#### [The exercise]
Copy each line of the records that contains the word "type".

--- start Items ---

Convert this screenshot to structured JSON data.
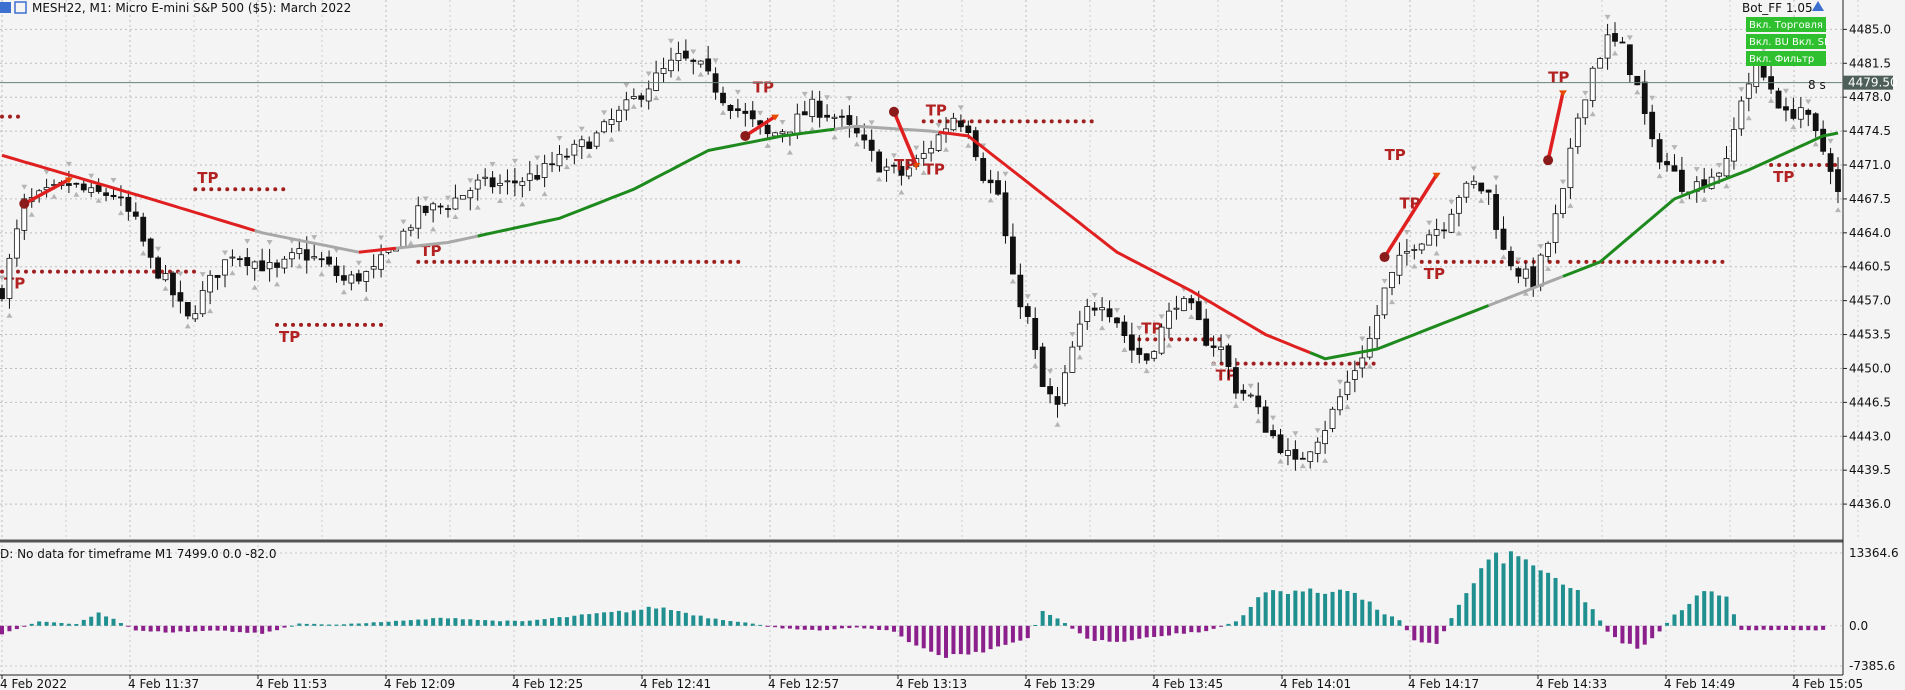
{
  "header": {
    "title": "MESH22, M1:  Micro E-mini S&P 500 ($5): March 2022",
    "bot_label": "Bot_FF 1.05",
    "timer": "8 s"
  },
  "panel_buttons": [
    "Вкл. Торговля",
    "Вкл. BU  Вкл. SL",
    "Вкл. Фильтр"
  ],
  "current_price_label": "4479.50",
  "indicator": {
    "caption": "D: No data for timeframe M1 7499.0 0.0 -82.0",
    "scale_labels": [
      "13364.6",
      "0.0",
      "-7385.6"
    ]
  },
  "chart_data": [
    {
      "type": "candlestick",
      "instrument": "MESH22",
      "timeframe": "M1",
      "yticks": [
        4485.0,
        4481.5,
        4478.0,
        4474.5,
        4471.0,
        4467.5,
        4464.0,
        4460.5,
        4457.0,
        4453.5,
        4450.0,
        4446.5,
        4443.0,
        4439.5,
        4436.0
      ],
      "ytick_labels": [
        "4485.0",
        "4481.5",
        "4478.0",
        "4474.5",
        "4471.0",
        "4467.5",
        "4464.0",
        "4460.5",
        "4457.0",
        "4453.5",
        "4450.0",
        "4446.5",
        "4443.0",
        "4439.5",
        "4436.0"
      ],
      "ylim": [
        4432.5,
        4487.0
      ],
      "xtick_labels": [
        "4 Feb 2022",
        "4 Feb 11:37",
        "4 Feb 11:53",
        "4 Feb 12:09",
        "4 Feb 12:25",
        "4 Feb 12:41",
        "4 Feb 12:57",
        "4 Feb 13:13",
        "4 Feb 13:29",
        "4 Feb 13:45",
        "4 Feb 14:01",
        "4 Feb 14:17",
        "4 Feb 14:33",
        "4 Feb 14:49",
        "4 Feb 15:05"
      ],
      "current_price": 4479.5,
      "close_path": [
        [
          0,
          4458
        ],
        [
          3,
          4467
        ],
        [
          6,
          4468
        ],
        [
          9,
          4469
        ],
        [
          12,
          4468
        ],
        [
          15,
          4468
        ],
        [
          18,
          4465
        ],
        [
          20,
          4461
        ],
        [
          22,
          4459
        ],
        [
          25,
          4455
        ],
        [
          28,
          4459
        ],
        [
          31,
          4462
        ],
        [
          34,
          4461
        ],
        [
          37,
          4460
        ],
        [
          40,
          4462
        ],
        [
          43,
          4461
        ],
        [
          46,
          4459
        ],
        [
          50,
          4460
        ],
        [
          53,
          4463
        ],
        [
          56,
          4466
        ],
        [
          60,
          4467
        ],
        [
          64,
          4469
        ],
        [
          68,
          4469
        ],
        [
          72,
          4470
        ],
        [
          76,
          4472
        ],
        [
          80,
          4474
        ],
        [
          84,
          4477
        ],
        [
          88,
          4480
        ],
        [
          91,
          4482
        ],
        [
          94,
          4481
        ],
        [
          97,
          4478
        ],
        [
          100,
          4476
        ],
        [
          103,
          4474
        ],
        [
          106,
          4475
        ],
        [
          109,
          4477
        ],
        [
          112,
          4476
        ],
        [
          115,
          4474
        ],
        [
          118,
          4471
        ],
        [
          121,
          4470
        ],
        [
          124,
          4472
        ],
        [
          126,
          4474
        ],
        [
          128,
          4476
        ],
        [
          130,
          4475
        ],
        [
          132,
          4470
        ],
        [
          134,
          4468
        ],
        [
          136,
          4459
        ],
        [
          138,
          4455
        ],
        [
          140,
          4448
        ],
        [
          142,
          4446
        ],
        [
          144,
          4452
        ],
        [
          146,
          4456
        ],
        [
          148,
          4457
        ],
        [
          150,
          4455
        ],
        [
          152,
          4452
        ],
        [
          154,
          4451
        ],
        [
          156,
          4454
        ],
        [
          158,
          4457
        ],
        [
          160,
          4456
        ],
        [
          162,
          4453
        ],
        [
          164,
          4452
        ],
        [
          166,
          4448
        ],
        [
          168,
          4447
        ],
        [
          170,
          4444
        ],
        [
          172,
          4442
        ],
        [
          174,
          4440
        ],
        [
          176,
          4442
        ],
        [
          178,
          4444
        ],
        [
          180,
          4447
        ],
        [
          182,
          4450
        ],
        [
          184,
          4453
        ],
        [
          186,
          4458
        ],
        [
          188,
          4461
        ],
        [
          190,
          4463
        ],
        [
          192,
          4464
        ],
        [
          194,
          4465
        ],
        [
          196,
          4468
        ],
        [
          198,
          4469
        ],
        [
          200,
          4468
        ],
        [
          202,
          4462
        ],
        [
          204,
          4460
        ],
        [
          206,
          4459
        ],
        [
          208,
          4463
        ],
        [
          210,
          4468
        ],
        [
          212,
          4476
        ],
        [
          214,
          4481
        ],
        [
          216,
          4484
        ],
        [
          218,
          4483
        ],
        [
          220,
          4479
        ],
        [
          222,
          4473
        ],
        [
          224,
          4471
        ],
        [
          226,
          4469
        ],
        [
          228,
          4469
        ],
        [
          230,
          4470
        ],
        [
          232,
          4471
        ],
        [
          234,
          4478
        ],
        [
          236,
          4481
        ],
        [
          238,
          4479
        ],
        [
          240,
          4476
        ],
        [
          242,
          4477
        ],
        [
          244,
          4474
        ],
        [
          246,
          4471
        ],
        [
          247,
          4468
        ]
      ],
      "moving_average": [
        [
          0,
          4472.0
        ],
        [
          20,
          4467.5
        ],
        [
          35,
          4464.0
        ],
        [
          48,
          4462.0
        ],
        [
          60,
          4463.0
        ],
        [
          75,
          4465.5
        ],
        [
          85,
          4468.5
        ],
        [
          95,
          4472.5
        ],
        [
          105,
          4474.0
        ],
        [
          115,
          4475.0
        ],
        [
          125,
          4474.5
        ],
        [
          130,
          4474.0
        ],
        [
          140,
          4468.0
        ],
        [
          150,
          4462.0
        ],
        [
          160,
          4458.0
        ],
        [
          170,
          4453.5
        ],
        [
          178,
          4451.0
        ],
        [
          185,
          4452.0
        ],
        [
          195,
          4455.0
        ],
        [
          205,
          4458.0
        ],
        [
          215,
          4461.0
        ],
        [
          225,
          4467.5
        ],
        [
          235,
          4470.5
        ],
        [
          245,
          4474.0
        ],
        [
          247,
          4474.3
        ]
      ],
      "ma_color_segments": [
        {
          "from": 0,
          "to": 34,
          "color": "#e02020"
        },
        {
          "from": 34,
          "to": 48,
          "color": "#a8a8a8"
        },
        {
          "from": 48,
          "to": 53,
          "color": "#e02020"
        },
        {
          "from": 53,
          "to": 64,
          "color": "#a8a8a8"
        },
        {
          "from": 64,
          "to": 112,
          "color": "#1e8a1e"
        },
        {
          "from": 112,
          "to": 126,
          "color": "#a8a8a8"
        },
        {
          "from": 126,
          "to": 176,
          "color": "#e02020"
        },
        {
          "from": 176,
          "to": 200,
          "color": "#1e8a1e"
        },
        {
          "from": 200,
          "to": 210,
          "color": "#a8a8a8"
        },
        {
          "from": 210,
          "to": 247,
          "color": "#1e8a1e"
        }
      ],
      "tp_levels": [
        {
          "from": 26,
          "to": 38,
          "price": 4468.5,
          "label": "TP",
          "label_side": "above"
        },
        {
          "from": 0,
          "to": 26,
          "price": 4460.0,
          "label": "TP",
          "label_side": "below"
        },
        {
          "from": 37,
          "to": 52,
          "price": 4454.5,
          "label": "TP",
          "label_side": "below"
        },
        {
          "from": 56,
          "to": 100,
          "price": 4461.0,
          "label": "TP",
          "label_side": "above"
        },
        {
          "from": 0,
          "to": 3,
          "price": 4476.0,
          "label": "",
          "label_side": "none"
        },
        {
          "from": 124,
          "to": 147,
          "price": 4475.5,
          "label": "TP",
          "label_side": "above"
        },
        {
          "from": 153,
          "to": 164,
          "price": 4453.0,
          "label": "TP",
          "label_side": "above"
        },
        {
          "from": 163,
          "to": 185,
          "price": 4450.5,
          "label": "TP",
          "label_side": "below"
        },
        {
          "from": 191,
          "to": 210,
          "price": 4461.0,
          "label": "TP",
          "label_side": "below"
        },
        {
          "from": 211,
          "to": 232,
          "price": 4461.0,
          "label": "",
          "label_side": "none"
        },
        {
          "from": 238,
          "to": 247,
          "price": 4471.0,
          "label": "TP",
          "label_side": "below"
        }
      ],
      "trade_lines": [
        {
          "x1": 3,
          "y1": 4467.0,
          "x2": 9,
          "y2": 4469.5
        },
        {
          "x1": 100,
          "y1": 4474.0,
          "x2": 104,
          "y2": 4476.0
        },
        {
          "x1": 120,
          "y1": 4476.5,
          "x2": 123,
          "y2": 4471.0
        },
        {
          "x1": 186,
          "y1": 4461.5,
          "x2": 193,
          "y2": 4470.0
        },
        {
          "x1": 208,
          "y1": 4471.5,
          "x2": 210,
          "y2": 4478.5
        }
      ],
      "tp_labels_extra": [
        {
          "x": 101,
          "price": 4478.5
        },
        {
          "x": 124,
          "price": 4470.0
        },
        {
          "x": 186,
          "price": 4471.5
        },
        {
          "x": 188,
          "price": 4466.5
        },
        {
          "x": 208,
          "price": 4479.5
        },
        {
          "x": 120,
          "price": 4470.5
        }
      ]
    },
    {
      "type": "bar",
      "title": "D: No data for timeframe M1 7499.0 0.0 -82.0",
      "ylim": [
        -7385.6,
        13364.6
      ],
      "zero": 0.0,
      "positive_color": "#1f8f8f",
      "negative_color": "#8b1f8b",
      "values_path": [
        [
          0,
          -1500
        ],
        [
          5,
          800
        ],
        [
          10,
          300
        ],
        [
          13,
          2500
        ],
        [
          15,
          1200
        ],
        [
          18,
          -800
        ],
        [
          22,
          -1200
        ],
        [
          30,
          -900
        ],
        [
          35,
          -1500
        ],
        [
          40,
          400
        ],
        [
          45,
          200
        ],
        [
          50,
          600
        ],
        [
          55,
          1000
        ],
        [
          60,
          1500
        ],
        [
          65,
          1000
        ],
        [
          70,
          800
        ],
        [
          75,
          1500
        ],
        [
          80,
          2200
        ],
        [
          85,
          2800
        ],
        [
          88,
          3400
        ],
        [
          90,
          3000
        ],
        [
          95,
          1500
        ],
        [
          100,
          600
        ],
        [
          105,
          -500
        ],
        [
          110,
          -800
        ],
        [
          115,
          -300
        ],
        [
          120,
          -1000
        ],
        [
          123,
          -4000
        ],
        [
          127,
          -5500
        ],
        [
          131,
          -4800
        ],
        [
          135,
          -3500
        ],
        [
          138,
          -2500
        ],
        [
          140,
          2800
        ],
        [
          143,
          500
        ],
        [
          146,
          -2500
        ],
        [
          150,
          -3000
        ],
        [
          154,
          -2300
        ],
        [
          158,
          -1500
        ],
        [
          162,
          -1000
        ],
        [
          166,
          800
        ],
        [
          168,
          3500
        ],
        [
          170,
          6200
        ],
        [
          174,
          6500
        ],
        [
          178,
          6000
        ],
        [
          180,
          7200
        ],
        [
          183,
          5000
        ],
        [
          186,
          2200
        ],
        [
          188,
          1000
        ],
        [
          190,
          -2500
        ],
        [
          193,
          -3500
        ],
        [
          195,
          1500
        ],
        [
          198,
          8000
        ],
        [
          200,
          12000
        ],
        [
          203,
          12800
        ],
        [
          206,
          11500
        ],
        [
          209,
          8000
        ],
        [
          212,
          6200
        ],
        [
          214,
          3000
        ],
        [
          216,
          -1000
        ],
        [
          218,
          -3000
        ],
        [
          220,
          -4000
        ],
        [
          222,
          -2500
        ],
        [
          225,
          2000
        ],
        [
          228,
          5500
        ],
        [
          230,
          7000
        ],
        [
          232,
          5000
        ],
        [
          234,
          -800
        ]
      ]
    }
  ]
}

--- end Items ---
--- start Items ---

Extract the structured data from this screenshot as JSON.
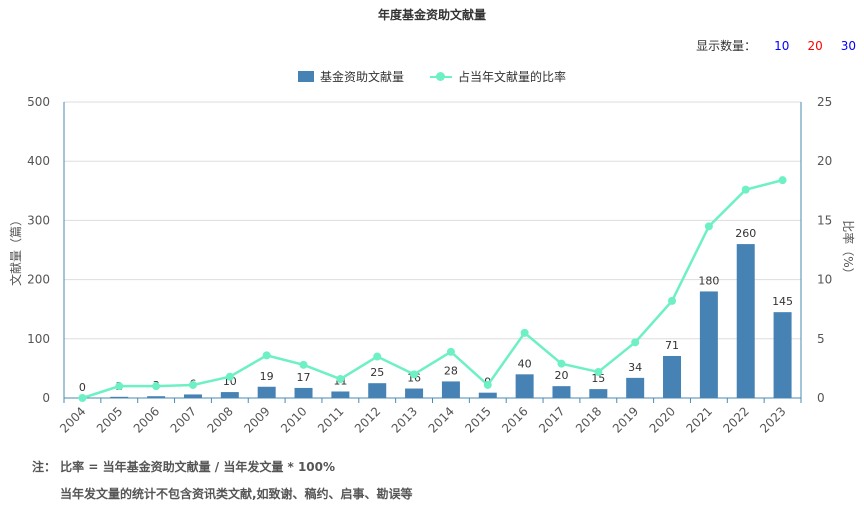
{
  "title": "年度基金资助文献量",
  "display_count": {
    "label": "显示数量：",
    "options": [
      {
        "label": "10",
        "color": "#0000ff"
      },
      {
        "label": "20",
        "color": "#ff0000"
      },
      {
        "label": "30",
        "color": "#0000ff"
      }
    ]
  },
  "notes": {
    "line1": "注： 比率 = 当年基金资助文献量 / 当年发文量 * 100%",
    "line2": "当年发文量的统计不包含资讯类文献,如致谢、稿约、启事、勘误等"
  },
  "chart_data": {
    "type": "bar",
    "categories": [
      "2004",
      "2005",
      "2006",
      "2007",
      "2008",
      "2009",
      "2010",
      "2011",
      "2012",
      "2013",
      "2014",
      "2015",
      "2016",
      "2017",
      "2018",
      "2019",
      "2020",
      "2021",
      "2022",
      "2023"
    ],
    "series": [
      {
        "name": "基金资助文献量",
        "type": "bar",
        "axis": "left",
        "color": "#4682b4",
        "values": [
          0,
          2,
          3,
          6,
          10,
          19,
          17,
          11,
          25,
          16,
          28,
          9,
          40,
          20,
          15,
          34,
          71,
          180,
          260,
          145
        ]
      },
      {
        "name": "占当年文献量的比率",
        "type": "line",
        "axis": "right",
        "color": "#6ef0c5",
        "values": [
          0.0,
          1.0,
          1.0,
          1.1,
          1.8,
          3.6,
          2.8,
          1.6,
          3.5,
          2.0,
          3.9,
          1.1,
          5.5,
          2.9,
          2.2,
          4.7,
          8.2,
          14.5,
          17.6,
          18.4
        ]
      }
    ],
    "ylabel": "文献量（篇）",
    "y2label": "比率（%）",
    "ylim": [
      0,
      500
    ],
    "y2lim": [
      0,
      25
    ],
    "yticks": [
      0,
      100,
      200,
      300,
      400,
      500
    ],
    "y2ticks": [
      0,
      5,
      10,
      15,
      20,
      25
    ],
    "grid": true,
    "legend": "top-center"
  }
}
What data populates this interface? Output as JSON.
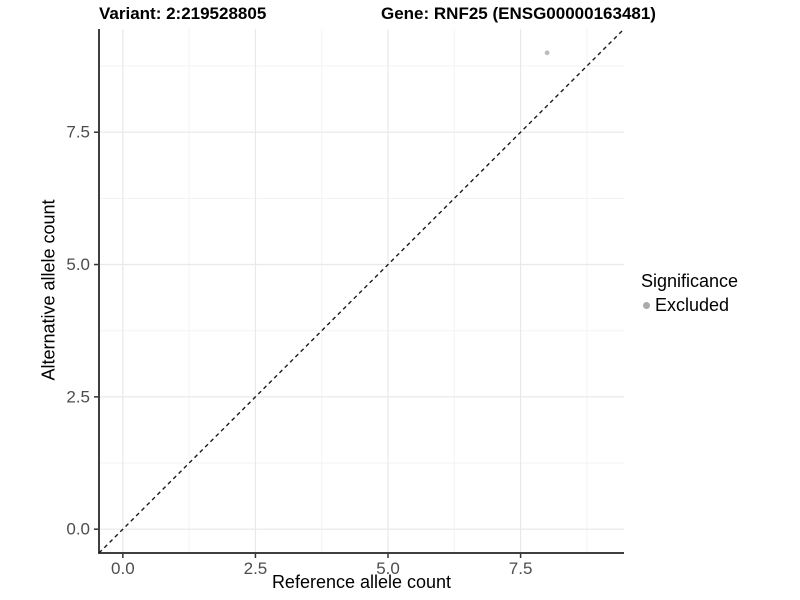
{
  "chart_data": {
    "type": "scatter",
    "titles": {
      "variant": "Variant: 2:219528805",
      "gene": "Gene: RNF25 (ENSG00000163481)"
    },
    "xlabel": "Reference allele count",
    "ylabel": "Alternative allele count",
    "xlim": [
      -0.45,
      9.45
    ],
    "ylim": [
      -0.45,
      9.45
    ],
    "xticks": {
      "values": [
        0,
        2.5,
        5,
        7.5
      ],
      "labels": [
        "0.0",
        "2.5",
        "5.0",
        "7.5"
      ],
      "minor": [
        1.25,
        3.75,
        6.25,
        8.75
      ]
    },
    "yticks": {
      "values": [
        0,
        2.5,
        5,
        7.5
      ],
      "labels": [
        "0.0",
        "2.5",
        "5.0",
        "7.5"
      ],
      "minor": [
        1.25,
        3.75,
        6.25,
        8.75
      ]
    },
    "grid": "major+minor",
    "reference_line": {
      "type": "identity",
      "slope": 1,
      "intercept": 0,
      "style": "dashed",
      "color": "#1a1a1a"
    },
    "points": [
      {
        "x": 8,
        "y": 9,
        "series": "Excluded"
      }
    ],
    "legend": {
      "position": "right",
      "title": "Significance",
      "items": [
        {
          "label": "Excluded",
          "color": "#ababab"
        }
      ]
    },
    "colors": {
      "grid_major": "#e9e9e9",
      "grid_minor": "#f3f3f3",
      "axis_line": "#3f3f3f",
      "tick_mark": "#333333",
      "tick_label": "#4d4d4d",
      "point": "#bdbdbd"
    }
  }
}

--- end Items ---

#### [Exercise answer]
      "type": "candlestick",
      "type": "bar",
    "type": "bar",
        "type": "bar",
        "type": "line",
    "type": "scatter",
      "type": "identity",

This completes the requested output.